Instructions to follow:
Gather the lines below that include the string "epaper", copying each in full.

Record list:
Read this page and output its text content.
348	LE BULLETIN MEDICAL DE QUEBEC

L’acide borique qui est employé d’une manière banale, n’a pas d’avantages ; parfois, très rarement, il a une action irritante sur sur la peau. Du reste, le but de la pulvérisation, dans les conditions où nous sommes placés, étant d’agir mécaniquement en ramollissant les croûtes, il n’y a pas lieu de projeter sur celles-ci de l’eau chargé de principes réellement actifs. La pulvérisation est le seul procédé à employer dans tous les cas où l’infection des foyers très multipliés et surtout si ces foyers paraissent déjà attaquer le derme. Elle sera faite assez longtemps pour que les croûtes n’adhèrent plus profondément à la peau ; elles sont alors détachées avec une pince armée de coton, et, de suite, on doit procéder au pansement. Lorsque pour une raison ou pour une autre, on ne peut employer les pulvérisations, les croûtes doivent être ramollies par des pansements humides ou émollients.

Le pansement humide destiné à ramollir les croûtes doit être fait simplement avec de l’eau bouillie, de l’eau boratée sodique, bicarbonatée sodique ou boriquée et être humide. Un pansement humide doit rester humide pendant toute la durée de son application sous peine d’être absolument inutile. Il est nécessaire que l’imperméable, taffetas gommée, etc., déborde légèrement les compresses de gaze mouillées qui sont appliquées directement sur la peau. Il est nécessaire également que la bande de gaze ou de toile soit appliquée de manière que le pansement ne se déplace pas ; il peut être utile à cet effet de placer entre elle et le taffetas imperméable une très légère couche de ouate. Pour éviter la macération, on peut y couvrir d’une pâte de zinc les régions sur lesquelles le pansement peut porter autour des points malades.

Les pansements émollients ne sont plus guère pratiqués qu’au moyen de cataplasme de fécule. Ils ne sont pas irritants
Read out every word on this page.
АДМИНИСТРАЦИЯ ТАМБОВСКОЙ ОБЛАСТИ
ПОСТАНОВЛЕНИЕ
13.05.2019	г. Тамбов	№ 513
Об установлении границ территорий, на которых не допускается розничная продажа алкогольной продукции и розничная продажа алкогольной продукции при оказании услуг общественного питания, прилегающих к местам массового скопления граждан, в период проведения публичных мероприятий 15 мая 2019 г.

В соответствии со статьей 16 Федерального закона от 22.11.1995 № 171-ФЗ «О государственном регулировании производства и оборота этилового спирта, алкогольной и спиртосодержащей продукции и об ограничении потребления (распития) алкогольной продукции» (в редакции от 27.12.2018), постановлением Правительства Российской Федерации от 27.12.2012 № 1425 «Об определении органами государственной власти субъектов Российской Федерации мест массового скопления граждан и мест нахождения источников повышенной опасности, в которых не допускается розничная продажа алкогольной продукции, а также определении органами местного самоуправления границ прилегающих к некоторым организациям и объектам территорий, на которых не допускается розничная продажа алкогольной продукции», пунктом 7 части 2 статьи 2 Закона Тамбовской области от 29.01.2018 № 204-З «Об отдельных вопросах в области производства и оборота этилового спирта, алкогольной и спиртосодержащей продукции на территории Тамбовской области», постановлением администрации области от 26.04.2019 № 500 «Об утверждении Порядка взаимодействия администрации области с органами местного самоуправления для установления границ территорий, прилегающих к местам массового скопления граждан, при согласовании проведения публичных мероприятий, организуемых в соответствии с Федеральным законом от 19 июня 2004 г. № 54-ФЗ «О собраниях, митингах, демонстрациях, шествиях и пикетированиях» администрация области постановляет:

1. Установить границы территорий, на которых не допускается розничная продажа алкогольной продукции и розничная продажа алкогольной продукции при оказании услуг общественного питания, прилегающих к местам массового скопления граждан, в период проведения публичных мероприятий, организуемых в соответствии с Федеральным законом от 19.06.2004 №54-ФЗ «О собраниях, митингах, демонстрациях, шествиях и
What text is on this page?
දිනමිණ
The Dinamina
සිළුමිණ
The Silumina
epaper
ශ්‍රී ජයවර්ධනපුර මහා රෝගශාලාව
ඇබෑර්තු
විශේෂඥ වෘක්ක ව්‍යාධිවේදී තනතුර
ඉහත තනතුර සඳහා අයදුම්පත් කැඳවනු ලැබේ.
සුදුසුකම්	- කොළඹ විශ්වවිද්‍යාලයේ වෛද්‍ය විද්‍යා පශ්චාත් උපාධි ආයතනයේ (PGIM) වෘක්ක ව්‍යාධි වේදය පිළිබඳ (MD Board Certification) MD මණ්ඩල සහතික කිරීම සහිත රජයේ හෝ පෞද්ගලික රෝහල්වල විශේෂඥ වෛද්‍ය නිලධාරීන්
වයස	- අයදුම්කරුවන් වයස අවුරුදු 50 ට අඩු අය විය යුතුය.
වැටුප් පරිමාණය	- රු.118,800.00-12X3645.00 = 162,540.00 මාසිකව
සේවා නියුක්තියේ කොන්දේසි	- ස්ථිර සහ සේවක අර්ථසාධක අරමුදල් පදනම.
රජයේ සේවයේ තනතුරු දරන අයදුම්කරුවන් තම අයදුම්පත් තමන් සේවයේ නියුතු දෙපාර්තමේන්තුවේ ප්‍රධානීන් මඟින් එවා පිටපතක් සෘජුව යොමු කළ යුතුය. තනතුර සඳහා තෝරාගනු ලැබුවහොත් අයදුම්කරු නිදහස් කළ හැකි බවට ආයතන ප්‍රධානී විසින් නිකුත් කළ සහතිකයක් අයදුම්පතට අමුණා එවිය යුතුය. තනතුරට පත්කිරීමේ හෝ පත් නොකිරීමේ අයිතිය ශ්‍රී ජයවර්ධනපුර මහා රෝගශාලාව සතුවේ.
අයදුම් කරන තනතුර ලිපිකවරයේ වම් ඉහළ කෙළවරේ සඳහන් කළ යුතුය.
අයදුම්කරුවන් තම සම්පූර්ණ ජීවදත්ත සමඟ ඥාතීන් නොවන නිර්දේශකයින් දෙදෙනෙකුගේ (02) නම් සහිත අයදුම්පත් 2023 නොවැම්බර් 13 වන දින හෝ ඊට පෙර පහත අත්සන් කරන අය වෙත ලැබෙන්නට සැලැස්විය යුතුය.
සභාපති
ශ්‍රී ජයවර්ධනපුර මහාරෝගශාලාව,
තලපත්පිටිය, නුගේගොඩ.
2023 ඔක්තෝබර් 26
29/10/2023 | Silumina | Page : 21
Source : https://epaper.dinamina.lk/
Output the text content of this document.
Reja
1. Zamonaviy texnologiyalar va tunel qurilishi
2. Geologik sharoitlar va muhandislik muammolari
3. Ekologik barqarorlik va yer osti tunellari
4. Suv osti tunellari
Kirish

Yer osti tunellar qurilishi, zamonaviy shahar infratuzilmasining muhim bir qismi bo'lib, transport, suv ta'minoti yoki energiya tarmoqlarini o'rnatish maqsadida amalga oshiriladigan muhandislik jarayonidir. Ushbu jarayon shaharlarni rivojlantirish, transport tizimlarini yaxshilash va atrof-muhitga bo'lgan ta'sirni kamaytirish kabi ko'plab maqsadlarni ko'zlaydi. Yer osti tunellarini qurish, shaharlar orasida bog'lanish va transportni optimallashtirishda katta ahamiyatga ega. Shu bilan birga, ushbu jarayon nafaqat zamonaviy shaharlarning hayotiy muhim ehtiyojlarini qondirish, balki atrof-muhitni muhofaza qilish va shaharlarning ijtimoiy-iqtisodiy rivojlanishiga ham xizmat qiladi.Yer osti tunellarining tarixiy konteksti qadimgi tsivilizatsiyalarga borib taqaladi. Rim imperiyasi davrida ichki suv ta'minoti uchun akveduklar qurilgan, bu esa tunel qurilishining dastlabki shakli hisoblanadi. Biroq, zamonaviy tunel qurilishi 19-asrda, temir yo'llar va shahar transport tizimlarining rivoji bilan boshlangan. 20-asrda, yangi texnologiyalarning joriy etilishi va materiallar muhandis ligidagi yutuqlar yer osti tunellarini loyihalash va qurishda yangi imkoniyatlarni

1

Response to the exercise:
epaper
Source : https://epaper.dinamina.lk/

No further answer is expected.